WORK TO BE COMPLETED:
Do not carry the pictures over; copy every other part of the entries exactly.

MATERIAL SUPPLIED:
════

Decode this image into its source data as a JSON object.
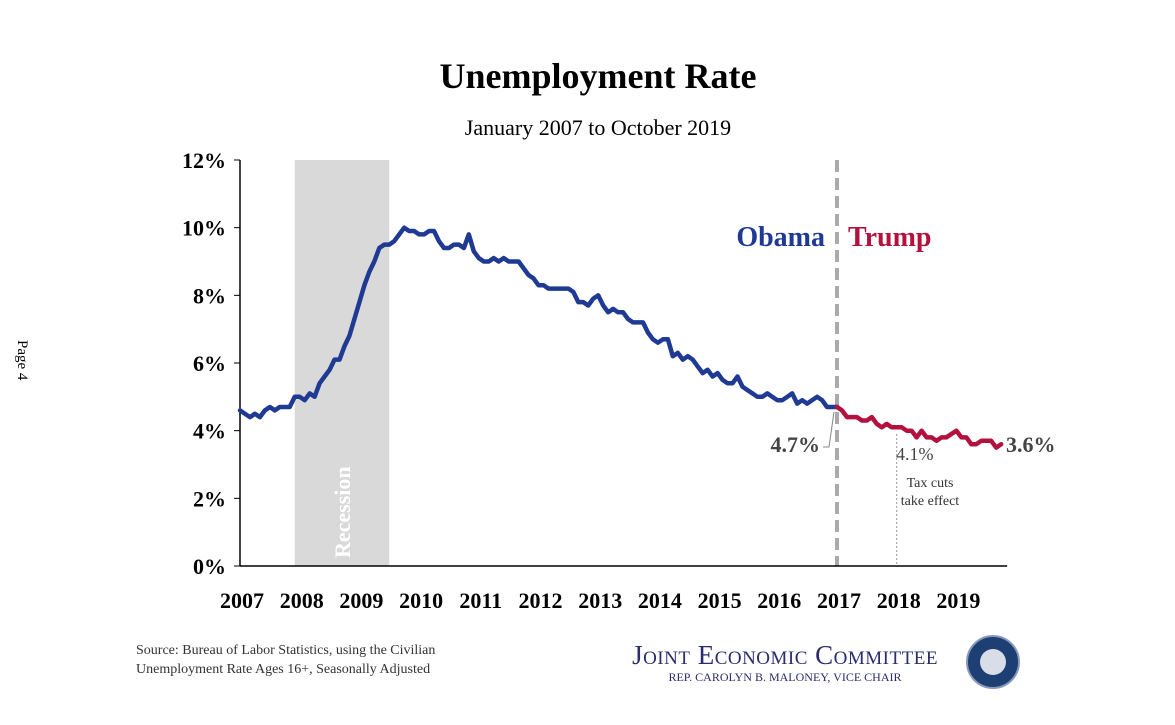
{
  "page_label": "Page 4",
  "source": [
    "Source: Bureau of Labor Statistics, using the Civilian",
    "Unemployment Rate Ages 16+, Seasonally Adjusted"
  ],
  "branding": {
    "title": "Joint Economic Committee",
    "subtitle": "REP. CAROLYN B. MALONEY, VICE CHAIR"
  },
  "chart_data": {
    "type": "line",
    "title": "Unemployment Rate",
    "subtitle": "January 2007 to October 2019",
    "xlabel": "",
    "ylabel": "",
    "ylim": [
      0,
      12
    ],
    "xlim": [
      2007,
      2019.85
    ],
    "y_ticks": [
      "0%",
      "2%",
      "4%",
      "6%",
      "8%",
      "10%",
      "12%"
    ],
    "y_tick_values": [
      0,
      2,
      4,
      6,
      8,
      10,
      12
    ],
    "x_ticks": [
      "2007",
      "2008",
      "2009",
      "2010",
      "2011",
      "2012",
      "2013",
      "2014",
      "2015",
      "2016",
      "2017",
      "2018",
      "2019"
    ],
    "grid": false,
    "start": "2007-01",
    "frequency": "monthly",
    "values": [
      4.6,
      4.5,
      4.4,
      4.5,
      4.4,
      4.6,
      4.7,
      4.6,
      4.7,
      4.7,
      4.7,
      5.0,
      5.0,
      4.9,
      5.1,
      5.0,
      5.4,
      5.6,
      5.8,
      6.1,
      6.1,
      6.5,
      6.8,
      7.3,
      7.8,
      8.3,
      8.7,
      9.0,
      9.4,
      9.5,
      9.5,
      9.6,
      9.8,
      10.0,
      9.9,
      9.9,
      9.8,
      9.8,
      9.9,
      9.9,
      9.6,
      9.4,
      9.4,
      9.5,
      9.5,
      9.4,
      9.8,
      9.3,
      9.1,
      9.0,
      9.0,
      9.1,
      9.0,
      9.1,
      9.0,
      9.0,
      9.0,
      8.8,
      8.6,
      8.5,
      8.3,
      8.3,
      8.2,
      8.2,
      8.2,
      8.2,
      8.2,
      8.1,
      7.8,
      7.8,
      7.7,
      7.9,
      8.0,
      7.7,
      7.5,
      7.6,
      7.5,
      7.5,
      7.3,
      7.2,
      7.2,
      7.2,
      6.9,
      6.7,
      6.6,
      6.7,
      6.7,
      6.2,
      6.3,
      6.1,
      6.2,
      6.1,
      5.9,
      5.7,
      5.8,
      5.6,
      5.7,
      5.5,
      5.4,
      5.4,
      5.6,
      5.3,
      5.2,
      5.1,
      5.0,
      5.0,
      5.1,
      5.0,
      4.9,
      4.9,
      5.0,
      5.1,
      4.8,
      4.9,
      4.8,
      4.9,
      5.0,
      4.9,
      4.7,
      4.7,
      4.7,
      4.6,
      4.4,
      4.4,
      4.4,
      4.3,
      4.3,
      4.4,
      4.2,
      4.1,
      4.2,
      4.1,
      4.1,
      4.1,
      4.0,
      4.0,
      3.8,
      4.0,
      3.8,
      3.8,
      3.7,
      3.8,
      3.8,
      3.9,
      4.0,
      3.8,
      3.8,
      3.6,
      3.6,
      3.7,
      3.7,
      3.7,
      3.5,
      3.6
    ],
    "series": [
      {
        "name": "Obama",
        "start_index": 0,
        "end_index": 120,
        "color": "#1f3a93"
      },
      {
        "name": "Trump",
        "start_index": 120,
        "end_index": 153,
        "color": "#b3123f"
      }
    ],
    "shaded_region": {
      "label": "Recession",
      "from": 2007.917,
      "to": 2009.5,
      "color": "#d9d9d9"
    },
    "vertical_lines": [
      {
        "x": 2017.0,
        "style": "dashed",
        "color": "#aaaaaa"
      },
      {
        "x": 2018.0,
        "style": "dotted",
        "color": "#999999",
        "label": "Tax cuts take effect",
        "label_lines": [
          "Tax cuts",
          "take effect"
        ]
      }
    ],
    "annotations": [
      {
        "text": "4.7%",
        "x": 2017.0,
        "y": 4.7
      },
      {
        "text": "4.1%",
        "x": 2018.0,
        "y": 4.1
      },
      {
        "text": "3.6%",
        "x": 2019.75,
        "y": 3.6
      }
    ],
    "legend": "inline-top-right"
  }
}
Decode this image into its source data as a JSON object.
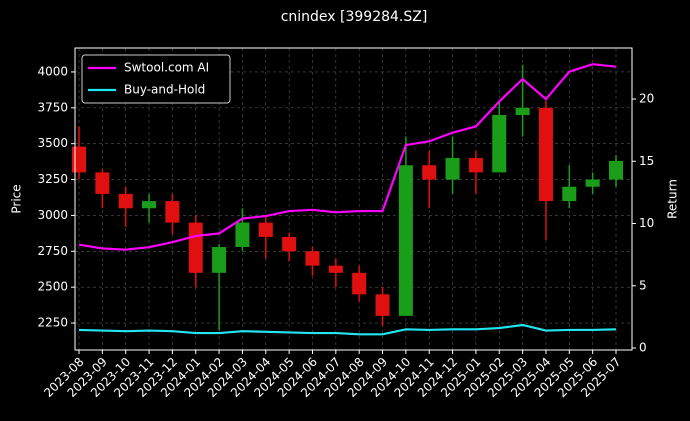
{
  "chart_data": {
    "type": "candlestick",
    "title": "cnindex [399284.SZ]",
    "ylabel": "Price",
    "y2label": "Return",
    "categories": [
      "2023-08",
      "2023-09",
      "2023-10",
      "2023-11",
      "2023-12",
      "2024-01",
      "2024-02",
      "2024-03",
      "2024-04",
      "2024-05",
      "2024-06",
      "2024-07",
      "2024-08",
      "2024-09",
      "2024-10",
      "2024-11",
      "2024-12",
      "2025-01",
      "2025-02",
      "2025-03",
      "2025-04",
      "2025-05",
      "2025-06",
      "2025-07"
    ],
    "open": [
      3480,
      3300,
      3150,
      3050,
      3100,
      2950,
      2600,
      2780,
      2950,
      2850,
      2750,
      2650,
      2600,
      2450,
      2300,
      3350,
      3250,
      3400,
      3300,
      3700,
      3750,
      3100,
      3200,
      3250
    ],
    "high": [
      3620,
      3320,
      3200,
      3150,
      3150,
      3000,
      2800,
      3050,
      3000,
      2880,
      2780,
      2700,
      2650,
      2500,
      3550,
      3450,
      3550,
      3450,
      3800,
      4050,
      3800,
      3350,
      3300,
      3420
    ],
    "low": [
      3250,
      3050,
      2920,
      2950,
      2870,
      2500,
      2200,
      2750,
      2700,
      2680,
      2580,
      2500,
      2400,
      2230,
      2300,
      3050,
      3150,
      3150,
      3300,
      3550,
      2830,
      3050,
      3150,
      3200
    ],
    "close": [
      3300,
      3150,
      3050,
      3100,
      2950,
      2600,
      2780,
      2950,
      2850,
      2750,
      2650,
      2600,
      2450,
      2300,
      3350,
      3250,
      3400,
      3300,
      3700,
      3750,
      3100,
      3200,
      3250,
      3380
    ],
    "up_color": "#1a9e1a",
    "down_color": "#e01010",
    "ylim": [
      2062,
      4167
    ],
    "yticks": [
      2250,
      2500,
      2750,
      3000,
      3250,
      3500,
      3750,
      4000
    ],
    "y2lim": [
      -0.16,
      24.1
    ],
    "y2ticks": [
      0,
      5,
      10,
      15,
      20
    ],
    "grid": true,
    "legend": "upper left",
    "series": [
      {
        "name": "Swtool.com AI",
        "color": "#ff00ff",
        "axis": "y2",
        "values": [
          8.3,
          8.0,
          7.9,
          8.1,
          8.5,
          9.0,
          9.2,
          10.4,
          10.6,
          11.0,
          11.1,
          10.9,
          11.0,
          11.0,
          16.3,
          16.6,
          17.3,
          17.8,
          19.8,
          21.6,
          20.0,
          22.2,
          22.8,
          22.6
        ]
      },
      {
        "name": "Buy-and-Hold",
        "color": "#22e5f0",
        "axis": "y2",
        "values": [
          1.45,
          1.4,
          1.35,
          1.4,
          1.35,
          1.2,
          1.2,
          1.35,
          1.3,
          1.25,
          1.2,
          1.2,
          1.1,
          1.1,
          1.5,
          1.45,
          1.5,
          1.5,
          1.6,
          1.85,
          1.4,
          1.45,
          1.45,
          1.5
        ]
      }
    ]
  }
}
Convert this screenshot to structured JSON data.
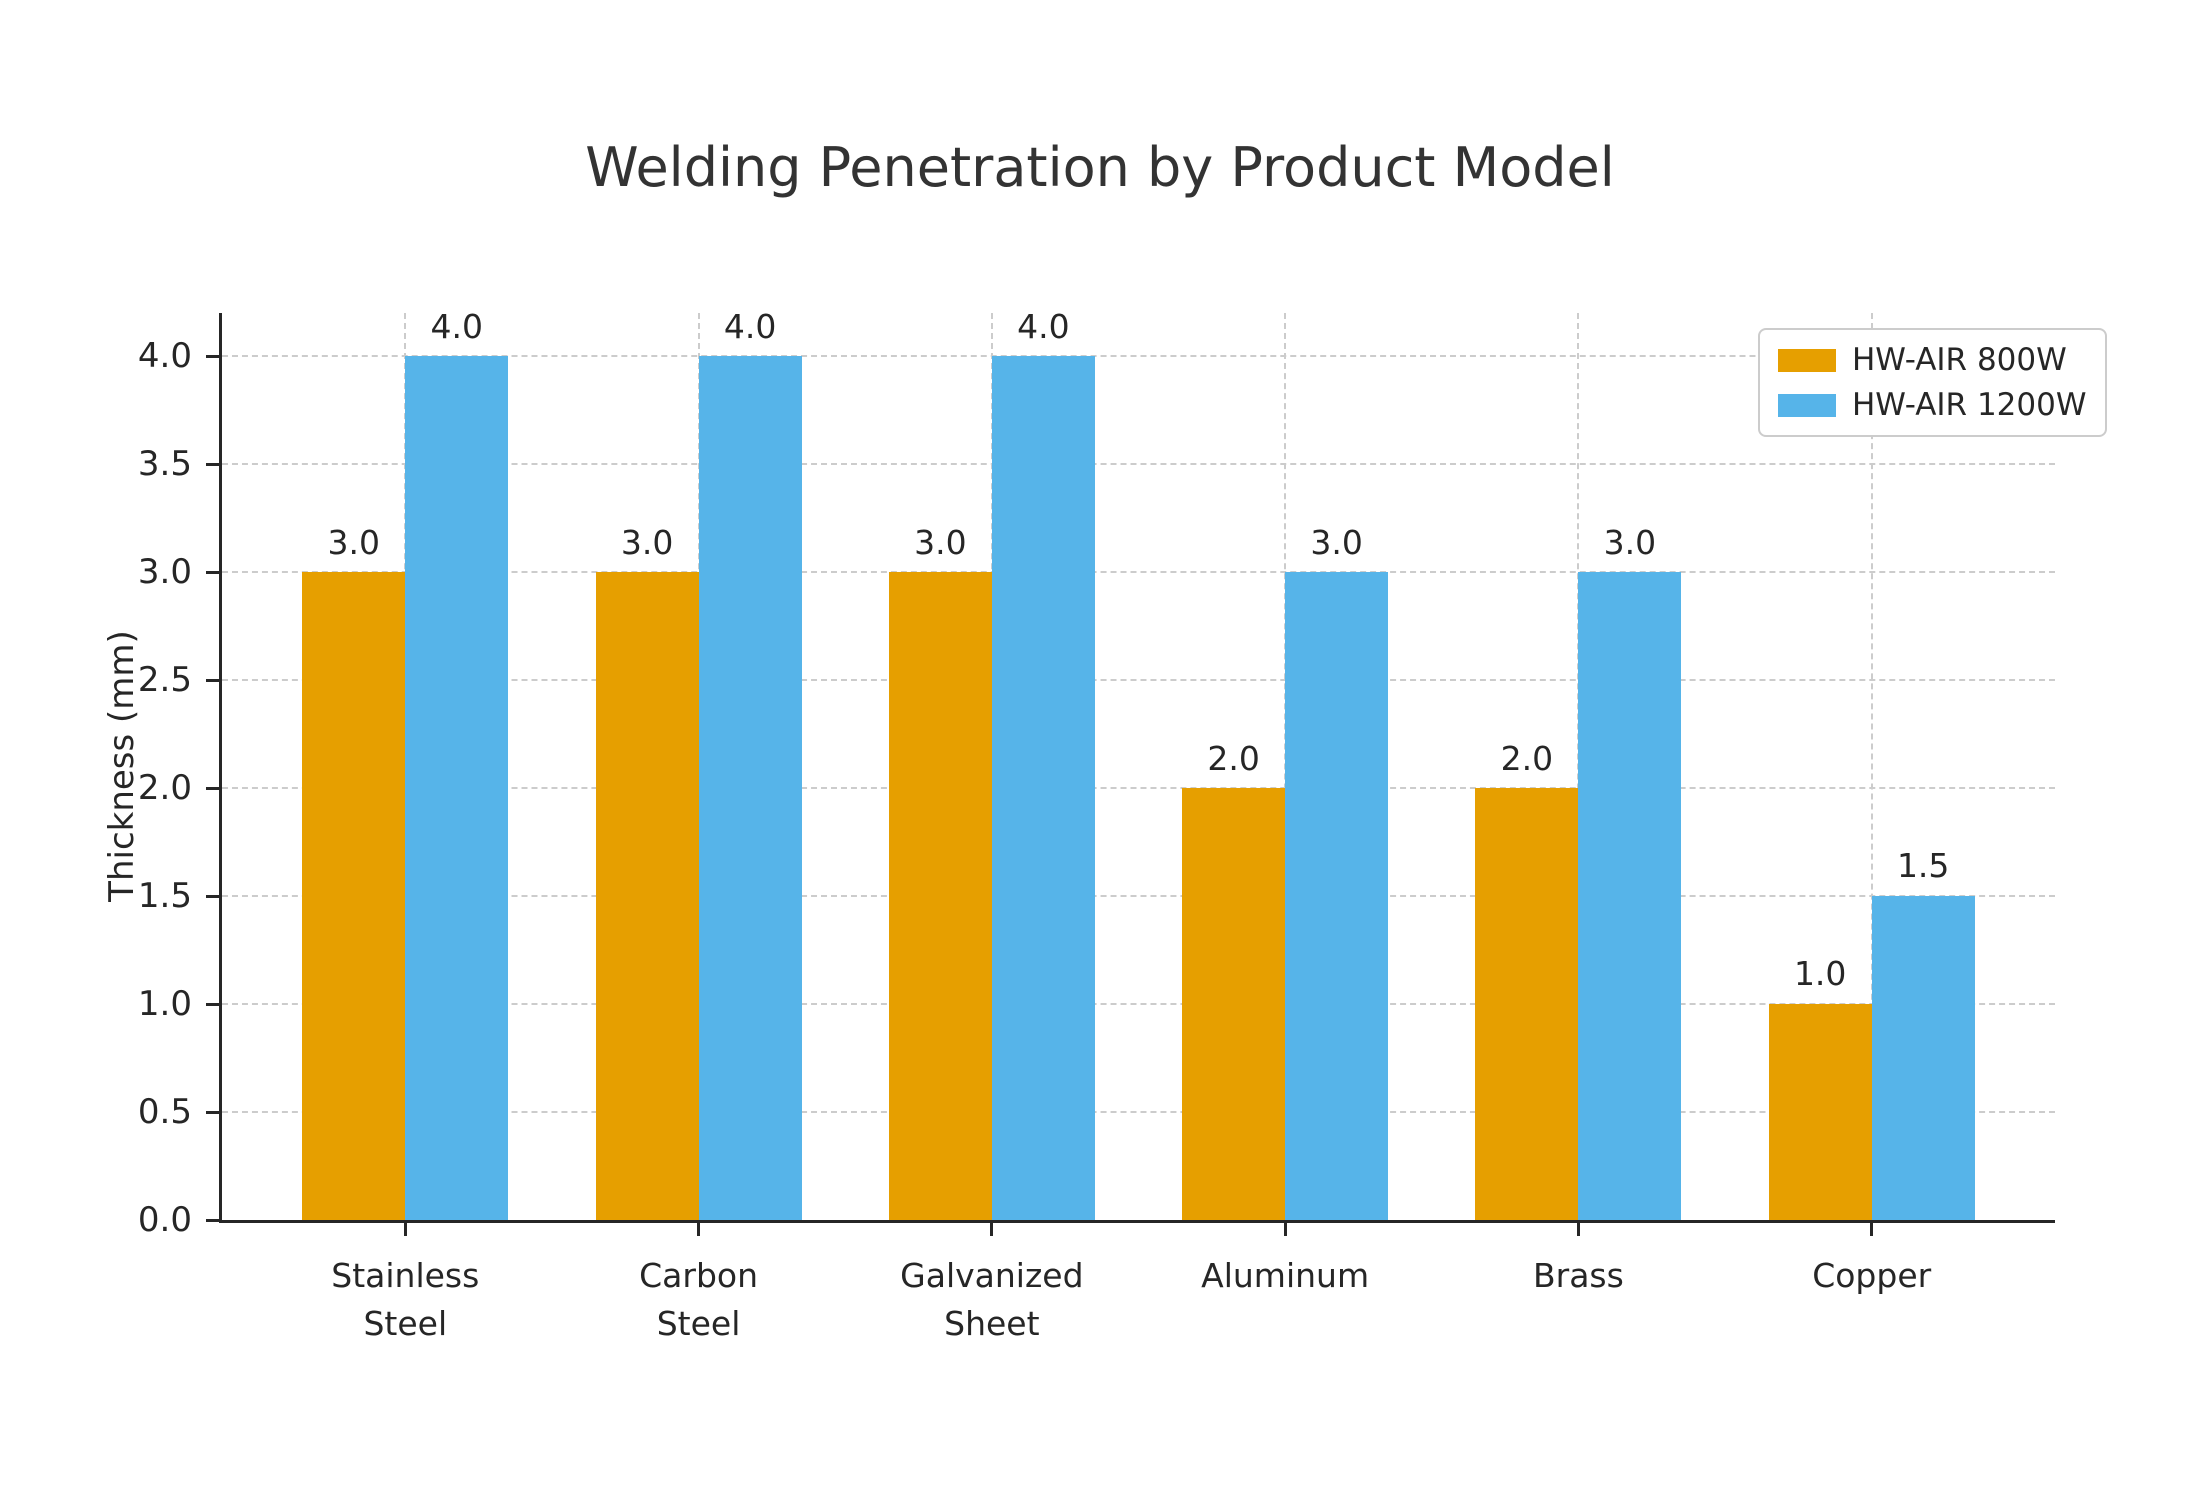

════

SOLUTION TO THIS EXERCISE:
Decode this image into its source data as a JSON object.
{
  "page_label": "Page 4",
  "source": [
    "Source: Bureau of Labor Statistics, using the Civilian",
    "Unemployment Rate Ages 16+, Seasonally Adjusted"
  ],
  "branding": {
    "title": "Joint Economic Committee",
    "subtitle": "REP. CAROLYN B. MALONEY, VICE CHAIR"
  },
  "chart_data": {
    "type": "line",
    "title": "Unemployment Rate",
    "subtitle": "January 2007 to October 2019",
    "xlabel": "",
    "ylabel": "",
    "ylim": [
      0,
      12
    ],
    "xlim": [
      2007,
      2019.85
    ],
    "y_ticks": [
      "0%",
      "2%",
      "4%",
      "6%",
      "8%",
      "10%",
      "12%"
    ],
    "y_tick_values": [
      0,
      2,
      4,
      6,
      8,
      10,
      12
    ],
    "x_ticks": [
      "2007",
      "2008",
      "2009",
      "2010",
      "2011",
      "2012",
      "2013",
      "2014",
      "2015",
      "2016",
      "2017",
      "2018",
      "2019"
    ],
    "grid": false,
    "start": "2007-01",
    "frequency": "monthly",
    "values": [
      4.6,
      4.5,
      4.4,
      4.5,
      4.4,
      4.6,
      4.7,
      4.6,
      4.7,
      4.7,
      4.7,
      5.0,
      5.0,
      4.9,
      5.1,
      5.0,
      5.4,
      5.6,
      5.8,
      6.1,
      6.1,
      6.5,
      6.8,
      7.3,
      7.8,
      8.3,
      8.7,
      9.0,
      9.4,
      9.5,
      9.5,
      9.6,
      9.8,
      10.0,
      9.9,
      9.9,
      9.8,
      9.8,
      9.9,
      9.9,
      9.6,
      9.4,
      9.4,
      9.5,
      9.5,
      9.4,
      9.8,
      9.3,
      9.1,
      9.0,
      9.0,
      9.1,
      9.0,
      9.1,
      9.0,
      9.0,
      9.0,
      8.8,
      8.6,
      8.5,
      8.3,
      8.3,
      8.2,
      8.2,
      8.2,
      8.2,
      8.2,
      8.1,
      7.8,
      7.8,
      7.7,
      7.9,
      8.0,
      7.7,
      7.5,
      7.6,
      7.5,
      7.5,
      7.3,
      7.2,
      7.2,
      7.2,
      6.9,
      6.7,
      6.6,
      6.7,
      6.7,
      6.2,
      6.3,
      6.1,
      6.2,
      6.1,
      5.9,
      5.7,
      5.8,
      5.6,
      5.7,
      5.5,
      5.4,
      5.4,
      5.6,
      5.3,
      5.2,
      5.1,
      5.0,
      5.0,
      5.1,
      5.0,
      4.9,
      4.9,
      5.0,
      5.1,
      4.8,
      4.9,
      4.8,
      4.9,
      5.0,
      4.9,
      4.7,
      4.7,
      4.7,
      4.6,
      4.4,
      4.4,
      4.4,
      4.3,
      4.3,
      4.4,
      4.2,
      4.1,
      4.2,
      4.1,
      4.1,
      4.1,
      4.0,
      4.0,
      3.8,
      4.0,
      3.8,
      3.8,
      3.7,
      3.8,
      3.8,
      3.9,
      4.0,
      3.8,
      3.8,
      3.6,
      3.6,
      3.7,
      3.7,
      3.7,
      3.5,
      3.6
    ],
    "series": [
      {
        "name": "Obama",
        "start_index": 0,
        "end_index": 120,
        "color": "#1f3a93"
      },
      {
        "name": "Trump",
        "start_index": 120,
        "end_index": 153,
        "color": "#b3123f"
      }
    ],
    "shaded_region": {
      "label": "Recession",
      "from": 2007.917,
      "to": 2009.5,
      "color": "#d9d9d9"
    },
    "vertical_lines": [
      {
        "x": 2017.0,
        "style": "dashed",
        "color": "#aaaaaa"
      },
      {
        "x": 2018.0,
        "style": "dotted",
        "color": "#999999",
        "label": "Tax cuts take effect",
        "label_lines": [
          "Tax cuts",
          "take effect"
        ]
      }
    ],
    "annotations": [
      {
        "text": "4.7%",
        "x": 2017.0,
        "y": 4.7
      },
      {
        "text": "4.1%",
        "x": 2018.0,
        "y": 4.1
      },
      {
        "text": "3.6%",
        "x": 2019.75,
        "y": 3.6
      }
    ],
    "legend": "inline-top-right"
  }
}
Decode this image into its source data as a JSON object.
{
  "chart_data": {
    "type": "candlestick",
    "title": "cnindex [399284.SZ]",
    "ylabel": "Price",
    "y2label": "Return",
    "categories": [
      "2023-08",
      "2023-09",
      "2023-10",
      "2023-11",
      "2023-12",
      "2024-01",
      "2024-02",
      "2024-03",
      "2024-04",
      "2024-05",
      "2024-06",
      "2024-07",
      "2024-08",
      "2024-09",
      "2024-10",
      "2024-11",
      "2024-12",
      "2025-01",
      "2025-02",
      "2025-03",
      "2025-04",
      "2025-05",
      "2025-06",
      "2025-07"
    ],
    "open": [
      3480,
      3300,
      3150,
      3050,
      3100,
      2950,
      2600,
      2780,
      2950,
      2850,
      2750,
      2650,
      2600,
      2450,
      2300,
      3350,
      3250,
      3400,
      3300,
      3700,
      3750,
      3100,
      3200,
      3250
    ],
    "high": [
      3620,
      3320,
      3200,
      3150,
      3150,
      3000,
      2800,
      3050,
      3000,
      2880,
      2780,
      2700,
      2650,
      2500,
      3550,
      3450,
      3550,
      3450,
      3800,
      4050,
      3800,
      3350,
      3300,
      3420
    ],
    "low": [
      3250,
      3050,
      2920,
      2950,
      2870,
      2500,
      2200,
      2750,
      2700,
      2680,
      2580,
      2500,
      2400,
      2230,
      2300,
      3050,
      3150,
      3150,
      3300,
      3550,
      2830,
      3050,
      3150,
      3200
    ],
    "close": [
      3300,
      3150,
      3050,
      3100,
      2950,
      2600,
      2780,
      2950,
      2850,
      2750,
      2650,
      2600,
      2450,
      2300,
      3350,
      3250,
      3400,
      3300,
      3700,
      3750,
      3100,
      3200,
      3250,
      3380
    ],
    "up_color": "#1a9e1a",
    "down_color": "#e01010",
    "ylim": [
      2062,
      4167
    ],
    "yticks": [
      2250,
      2500,
      2750,
      3000,
      3250,
      3500,
      3750,
      4000
    ],
    "y2lim": [
      -0.16,
      24.1
    ],
    "y2ticks": [
      0,
      5,
      10,
      15,
      20
    ],
    "grid": true,
    "legend": "upper left",
    "series": [
      {
        "name": "Swtool.com AI",
        "color": "#ff00ff",
        "axis": "y2",
        "values": [
          8.3,
          8.0,
          7.9,
          8.1,
          8.5,
          9.0,
          9.2,
          10.4,
          10.6,
          11.0,
          11.1,
          10.9,
          11.0,
          11.0,
          16.3,
          16.6,
          17.3,
          17.8,
          19.8,
          21.6,
          20.0,
          22.2,
          22.8,
          22.6
        ]
      },
      {
        "name": "Buy-and-Hold",
        "color": "#22e5f0",
        "axis": "y2",
        "values": [
          1.45,
          1.4,
          1.35,
          1.4,
          1.35,
          1.2,
          1.2,
          1.35,
          1.3,
          1.25,
          1.2,
          1.2,
          1.1,
          1.1,
          1.5,
          1.45,
          1.5,
          1.5,
          1.6,
          1.85,
          1.4,
          1.45,
          1.45,
          1.5
        ]
      }
    ]
  }
}
Convert this screenshot to structured JSON data.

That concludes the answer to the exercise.